## JOB
Filter the entries and keep only the lines where the string "travis" appears.

* START DATASET ENTRIES *

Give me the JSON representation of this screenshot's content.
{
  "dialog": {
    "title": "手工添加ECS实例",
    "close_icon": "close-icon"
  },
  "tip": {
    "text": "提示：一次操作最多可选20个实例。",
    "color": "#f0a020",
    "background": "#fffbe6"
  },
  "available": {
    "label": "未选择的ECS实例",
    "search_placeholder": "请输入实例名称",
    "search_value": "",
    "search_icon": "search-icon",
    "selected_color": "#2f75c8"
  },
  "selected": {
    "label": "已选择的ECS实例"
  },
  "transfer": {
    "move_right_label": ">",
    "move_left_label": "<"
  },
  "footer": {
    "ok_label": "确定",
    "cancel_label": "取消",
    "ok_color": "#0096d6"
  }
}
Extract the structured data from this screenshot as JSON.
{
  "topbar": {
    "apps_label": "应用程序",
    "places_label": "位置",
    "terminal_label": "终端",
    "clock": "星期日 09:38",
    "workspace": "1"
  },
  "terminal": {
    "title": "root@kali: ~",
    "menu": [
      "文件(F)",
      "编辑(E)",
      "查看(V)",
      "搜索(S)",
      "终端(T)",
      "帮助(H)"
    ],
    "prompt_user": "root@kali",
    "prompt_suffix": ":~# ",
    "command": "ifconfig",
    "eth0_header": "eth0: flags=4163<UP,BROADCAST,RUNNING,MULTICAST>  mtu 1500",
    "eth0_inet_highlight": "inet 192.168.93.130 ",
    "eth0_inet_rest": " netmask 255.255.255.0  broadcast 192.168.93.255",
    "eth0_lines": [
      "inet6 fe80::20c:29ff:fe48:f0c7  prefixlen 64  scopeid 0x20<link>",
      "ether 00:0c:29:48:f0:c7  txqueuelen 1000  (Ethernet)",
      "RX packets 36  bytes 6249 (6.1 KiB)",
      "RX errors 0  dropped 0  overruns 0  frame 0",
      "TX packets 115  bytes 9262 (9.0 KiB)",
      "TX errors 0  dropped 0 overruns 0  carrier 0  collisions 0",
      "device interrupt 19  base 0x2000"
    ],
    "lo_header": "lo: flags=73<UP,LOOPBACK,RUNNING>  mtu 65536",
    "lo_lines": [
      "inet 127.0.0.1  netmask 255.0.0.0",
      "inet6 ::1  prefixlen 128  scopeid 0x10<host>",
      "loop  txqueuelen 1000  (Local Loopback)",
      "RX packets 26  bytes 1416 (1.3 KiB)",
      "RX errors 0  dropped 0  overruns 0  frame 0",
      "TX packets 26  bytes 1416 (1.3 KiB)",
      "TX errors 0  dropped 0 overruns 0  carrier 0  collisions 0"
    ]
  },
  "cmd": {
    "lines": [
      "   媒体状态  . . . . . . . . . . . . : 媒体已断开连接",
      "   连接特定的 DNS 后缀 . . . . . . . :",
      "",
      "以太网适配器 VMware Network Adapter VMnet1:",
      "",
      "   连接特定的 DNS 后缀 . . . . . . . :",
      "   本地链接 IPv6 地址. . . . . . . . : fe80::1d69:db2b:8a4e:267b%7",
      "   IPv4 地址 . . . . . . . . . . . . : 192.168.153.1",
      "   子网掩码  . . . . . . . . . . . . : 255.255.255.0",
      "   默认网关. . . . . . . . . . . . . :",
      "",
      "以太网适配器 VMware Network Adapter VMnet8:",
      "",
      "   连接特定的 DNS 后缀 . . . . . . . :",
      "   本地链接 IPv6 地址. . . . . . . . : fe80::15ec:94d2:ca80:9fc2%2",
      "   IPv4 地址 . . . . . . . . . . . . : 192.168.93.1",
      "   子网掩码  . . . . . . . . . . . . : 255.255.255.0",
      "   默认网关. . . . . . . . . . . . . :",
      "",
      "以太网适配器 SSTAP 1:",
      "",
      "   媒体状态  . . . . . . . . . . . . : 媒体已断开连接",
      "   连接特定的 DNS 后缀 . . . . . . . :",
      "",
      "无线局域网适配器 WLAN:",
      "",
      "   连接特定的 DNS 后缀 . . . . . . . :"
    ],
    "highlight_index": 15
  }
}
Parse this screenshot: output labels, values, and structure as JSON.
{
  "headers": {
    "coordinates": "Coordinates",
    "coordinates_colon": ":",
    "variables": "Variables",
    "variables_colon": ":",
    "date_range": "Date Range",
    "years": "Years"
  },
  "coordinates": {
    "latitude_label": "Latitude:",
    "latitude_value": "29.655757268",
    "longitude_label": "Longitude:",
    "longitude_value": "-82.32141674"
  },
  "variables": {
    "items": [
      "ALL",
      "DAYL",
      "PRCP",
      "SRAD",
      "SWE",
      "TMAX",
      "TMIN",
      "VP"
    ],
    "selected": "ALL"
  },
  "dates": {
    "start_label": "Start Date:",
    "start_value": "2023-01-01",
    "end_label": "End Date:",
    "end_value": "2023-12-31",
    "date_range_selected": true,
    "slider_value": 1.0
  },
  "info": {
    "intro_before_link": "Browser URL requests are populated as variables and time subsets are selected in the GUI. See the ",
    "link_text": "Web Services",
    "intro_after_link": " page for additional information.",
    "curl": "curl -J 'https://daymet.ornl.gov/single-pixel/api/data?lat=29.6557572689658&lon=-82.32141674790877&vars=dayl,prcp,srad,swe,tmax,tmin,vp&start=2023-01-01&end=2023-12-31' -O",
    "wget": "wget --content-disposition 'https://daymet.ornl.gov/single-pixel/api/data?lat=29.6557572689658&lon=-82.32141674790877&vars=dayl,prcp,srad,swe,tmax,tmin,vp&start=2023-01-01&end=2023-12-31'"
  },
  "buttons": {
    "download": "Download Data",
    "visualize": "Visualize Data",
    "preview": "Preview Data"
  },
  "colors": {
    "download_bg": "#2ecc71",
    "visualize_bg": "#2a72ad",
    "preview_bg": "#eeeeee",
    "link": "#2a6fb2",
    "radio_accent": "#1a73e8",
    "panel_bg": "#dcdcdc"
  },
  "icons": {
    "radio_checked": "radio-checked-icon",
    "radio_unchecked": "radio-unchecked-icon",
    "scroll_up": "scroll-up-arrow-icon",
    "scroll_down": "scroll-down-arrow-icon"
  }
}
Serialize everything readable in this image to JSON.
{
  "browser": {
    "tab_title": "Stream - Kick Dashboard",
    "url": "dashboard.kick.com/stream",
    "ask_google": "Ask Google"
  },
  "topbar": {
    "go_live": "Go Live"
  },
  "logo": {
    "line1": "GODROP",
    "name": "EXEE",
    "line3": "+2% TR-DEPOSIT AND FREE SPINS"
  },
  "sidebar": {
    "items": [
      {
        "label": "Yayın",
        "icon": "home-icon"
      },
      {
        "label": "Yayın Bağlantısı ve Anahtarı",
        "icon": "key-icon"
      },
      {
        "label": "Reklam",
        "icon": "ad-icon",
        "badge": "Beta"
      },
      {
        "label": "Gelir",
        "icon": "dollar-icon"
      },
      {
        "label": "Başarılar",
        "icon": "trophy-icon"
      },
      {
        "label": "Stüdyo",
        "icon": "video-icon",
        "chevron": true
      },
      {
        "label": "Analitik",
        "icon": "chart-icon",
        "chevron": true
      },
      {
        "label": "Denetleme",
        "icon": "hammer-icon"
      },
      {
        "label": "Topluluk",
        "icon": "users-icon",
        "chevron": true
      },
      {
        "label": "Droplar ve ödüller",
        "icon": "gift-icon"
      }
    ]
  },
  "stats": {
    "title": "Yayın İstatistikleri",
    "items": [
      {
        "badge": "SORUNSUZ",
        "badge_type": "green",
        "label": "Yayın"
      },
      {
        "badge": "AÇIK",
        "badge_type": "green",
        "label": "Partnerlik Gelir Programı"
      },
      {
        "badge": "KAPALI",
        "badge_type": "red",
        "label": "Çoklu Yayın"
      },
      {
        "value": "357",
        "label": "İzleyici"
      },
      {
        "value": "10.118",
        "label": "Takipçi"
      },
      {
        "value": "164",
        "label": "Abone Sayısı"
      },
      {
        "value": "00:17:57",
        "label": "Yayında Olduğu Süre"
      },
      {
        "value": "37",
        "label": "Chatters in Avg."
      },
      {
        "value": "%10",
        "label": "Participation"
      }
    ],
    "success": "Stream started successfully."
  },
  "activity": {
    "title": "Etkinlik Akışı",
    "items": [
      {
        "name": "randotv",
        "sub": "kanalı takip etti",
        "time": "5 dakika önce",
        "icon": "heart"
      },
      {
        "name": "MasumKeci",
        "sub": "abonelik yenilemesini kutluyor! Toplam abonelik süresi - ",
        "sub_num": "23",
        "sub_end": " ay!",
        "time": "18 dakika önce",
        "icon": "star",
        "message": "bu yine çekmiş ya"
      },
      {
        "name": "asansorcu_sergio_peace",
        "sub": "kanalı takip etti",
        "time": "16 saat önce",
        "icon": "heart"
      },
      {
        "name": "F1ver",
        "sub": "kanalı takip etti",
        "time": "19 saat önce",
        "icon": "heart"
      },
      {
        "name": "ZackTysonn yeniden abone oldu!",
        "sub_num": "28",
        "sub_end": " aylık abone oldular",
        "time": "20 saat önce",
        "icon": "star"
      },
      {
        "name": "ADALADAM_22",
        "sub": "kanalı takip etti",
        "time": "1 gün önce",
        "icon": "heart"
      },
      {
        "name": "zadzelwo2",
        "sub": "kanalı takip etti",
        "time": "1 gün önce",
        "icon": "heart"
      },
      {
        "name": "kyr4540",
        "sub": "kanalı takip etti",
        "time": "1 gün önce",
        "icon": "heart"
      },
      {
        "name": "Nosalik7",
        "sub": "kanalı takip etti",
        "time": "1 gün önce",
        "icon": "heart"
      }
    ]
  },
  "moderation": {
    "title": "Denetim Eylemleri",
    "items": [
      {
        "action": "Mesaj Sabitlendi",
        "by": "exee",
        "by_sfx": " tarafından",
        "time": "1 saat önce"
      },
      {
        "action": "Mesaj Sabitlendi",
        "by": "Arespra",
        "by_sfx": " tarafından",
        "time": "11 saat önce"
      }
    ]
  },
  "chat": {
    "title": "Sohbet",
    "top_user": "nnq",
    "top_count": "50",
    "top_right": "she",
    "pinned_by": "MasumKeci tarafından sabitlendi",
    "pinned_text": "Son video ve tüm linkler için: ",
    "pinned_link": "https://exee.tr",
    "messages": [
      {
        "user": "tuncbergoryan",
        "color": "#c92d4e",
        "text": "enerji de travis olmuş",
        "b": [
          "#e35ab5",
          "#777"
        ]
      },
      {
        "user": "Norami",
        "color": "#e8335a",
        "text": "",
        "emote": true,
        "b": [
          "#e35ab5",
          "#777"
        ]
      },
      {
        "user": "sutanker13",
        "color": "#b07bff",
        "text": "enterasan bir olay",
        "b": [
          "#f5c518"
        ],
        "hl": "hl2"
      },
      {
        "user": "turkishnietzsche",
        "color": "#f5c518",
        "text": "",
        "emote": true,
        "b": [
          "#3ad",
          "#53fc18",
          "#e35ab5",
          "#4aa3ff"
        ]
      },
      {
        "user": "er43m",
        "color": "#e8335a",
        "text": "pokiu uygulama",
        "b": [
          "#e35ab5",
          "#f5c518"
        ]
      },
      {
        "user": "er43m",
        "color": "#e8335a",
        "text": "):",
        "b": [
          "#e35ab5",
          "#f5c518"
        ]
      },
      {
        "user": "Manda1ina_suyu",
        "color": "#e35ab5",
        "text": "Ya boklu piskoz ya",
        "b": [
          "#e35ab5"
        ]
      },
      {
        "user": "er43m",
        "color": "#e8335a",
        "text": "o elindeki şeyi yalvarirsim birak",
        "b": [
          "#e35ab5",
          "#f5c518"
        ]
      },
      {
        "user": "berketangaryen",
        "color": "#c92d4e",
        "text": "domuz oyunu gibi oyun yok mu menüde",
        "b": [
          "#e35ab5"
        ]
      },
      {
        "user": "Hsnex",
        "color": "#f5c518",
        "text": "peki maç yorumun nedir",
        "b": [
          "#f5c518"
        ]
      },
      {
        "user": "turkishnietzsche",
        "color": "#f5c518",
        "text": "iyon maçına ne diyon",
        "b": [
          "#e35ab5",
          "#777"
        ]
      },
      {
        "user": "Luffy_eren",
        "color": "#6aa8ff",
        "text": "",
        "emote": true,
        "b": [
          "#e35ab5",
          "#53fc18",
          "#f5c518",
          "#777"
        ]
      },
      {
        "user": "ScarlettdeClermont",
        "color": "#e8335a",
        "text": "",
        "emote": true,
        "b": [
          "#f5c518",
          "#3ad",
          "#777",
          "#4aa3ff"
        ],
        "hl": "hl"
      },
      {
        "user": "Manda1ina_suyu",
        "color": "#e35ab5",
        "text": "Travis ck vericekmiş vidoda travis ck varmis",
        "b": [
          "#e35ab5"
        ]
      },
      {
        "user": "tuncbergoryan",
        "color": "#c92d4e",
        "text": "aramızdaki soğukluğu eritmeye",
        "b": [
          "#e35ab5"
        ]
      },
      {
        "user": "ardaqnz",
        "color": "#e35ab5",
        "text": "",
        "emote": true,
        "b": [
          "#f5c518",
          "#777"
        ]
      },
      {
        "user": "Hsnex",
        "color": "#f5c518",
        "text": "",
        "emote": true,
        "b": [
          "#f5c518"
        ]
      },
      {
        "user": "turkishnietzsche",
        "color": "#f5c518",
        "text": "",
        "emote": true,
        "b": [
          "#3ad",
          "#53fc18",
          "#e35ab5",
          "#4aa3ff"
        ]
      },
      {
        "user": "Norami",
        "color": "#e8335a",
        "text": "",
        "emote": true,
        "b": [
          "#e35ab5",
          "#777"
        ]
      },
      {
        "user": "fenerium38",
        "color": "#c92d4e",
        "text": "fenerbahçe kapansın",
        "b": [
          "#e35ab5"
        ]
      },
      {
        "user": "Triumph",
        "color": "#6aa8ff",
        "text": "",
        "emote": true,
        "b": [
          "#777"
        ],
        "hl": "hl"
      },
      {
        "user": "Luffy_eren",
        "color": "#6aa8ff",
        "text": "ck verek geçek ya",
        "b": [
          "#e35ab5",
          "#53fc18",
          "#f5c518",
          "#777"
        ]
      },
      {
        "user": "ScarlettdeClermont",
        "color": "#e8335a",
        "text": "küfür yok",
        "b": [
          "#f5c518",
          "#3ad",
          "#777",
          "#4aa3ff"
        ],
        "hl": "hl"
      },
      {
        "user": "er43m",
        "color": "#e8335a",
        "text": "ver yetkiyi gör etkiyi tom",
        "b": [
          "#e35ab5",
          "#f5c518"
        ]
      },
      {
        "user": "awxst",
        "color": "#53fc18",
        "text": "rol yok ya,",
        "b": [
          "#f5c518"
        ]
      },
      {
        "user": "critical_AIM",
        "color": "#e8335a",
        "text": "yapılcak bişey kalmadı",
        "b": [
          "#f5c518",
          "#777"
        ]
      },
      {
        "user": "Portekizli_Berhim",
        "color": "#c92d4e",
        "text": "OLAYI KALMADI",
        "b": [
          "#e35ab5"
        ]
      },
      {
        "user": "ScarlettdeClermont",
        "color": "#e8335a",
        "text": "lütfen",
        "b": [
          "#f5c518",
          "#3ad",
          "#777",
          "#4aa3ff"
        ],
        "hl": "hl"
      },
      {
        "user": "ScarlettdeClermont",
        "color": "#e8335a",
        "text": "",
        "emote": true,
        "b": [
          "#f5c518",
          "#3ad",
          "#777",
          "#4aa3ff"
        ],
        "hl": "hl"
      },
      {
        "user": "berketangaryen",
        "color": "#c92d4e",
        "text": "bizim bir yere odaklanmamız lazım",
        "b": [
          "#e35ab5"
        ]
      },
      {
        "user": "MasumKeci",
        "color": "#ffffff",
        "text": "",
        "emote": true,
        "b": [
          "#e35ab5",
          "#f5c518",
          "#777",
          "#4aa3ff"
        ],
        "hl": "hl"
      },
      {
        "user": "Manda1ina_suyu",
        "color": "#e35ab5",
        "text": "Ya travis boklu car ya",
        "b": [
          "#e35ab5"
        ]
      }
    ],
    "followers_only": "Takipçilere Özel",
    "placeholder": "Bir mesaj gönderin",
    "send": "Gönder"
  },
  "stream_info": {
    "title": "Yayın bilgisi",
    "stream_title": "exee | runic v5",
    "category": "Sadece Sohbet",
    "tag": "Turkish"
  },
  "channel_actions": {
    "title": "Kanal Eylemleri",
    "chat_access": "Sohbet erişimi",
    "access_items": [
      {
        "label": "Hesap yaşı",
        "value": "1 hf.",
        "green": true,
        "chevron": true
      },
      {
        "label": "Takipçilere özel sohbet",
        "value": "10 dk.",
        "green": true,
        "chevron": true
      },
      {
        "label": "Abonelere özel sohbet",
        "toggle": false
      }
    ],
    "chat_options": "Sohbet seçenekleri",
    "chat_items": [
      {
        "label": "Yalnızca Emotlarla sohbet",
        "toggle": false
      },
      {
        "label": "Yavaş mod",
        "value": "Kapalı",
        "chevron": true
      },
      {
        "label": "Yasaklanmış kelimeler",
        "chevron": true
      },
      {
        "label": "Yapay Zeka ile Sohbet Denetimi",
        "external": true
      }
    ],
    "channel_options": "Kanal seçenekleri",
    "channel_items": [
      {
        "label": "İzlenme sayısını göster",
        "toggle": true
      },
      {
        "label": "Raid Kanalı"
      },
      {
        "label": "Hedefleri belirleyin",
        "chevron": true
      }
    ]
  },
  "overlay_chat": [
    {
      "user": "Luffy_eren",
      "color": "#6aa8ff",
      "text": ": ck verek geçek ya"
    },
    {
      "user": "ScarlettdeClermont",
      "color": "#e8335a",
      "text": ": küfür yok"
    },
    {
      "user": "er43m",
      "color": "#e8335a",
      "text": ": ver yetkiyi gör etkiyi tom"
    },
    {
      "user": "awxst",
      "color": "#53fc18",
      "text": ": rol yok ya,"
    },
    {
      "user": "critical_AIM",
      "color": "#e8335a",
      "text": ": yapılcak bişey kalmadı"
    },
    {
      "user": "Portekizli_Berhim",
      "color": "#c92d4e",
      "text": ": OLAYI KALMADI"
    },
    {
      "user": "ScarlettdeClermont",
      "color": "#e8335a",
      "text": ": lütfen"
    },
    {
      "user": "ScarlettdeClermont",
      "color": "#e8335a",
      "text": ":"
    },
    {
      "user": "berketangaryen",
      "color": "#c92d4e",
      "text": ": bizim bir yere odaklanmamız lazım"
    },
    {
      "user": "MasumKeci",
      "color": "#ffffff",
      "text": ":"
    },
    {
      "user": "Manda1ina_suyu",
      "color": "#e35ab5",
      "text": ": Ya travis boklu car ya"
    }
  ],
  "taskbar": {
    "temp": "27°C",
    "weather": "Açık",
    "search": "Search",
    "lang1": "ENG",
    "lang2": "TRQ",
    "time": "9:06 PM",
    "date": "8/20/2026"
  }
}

* END DATASET ENTRIES *

## TASK OUTPUT
        "text": "enerji de travis olmuş",
        "text": "Travis ck vericekmiş vidoda travis ck varmis",
        "text": "Ya travis boklu car ya",
      "text": ": Ya travis boklu car ya"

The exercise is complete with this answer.